### Problem description
Determine how many lines contain the string "icon". Reply with that figure and nothing else.

Records from a collection
--
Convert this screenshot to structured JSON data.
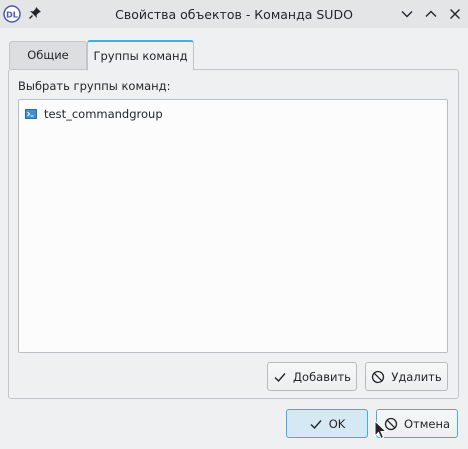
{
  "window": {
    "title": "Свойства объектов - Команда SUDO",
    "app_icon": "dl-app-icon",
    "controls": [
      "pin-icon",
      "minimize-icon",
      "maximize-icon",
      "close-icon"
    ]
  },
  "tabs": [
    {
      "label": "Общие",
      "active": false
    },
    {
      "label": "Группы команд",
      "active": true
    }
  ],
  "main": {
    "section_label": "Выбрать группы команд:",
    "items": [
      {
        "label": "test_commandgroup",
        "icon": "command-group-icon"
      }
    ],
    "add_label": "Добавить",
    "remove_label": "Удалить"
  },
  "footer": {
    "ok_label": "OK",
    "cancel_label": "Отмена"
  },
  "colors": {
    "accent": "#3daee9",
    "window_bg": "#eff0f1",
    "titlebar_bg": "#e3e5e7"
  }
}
--
### Result of this exercise
6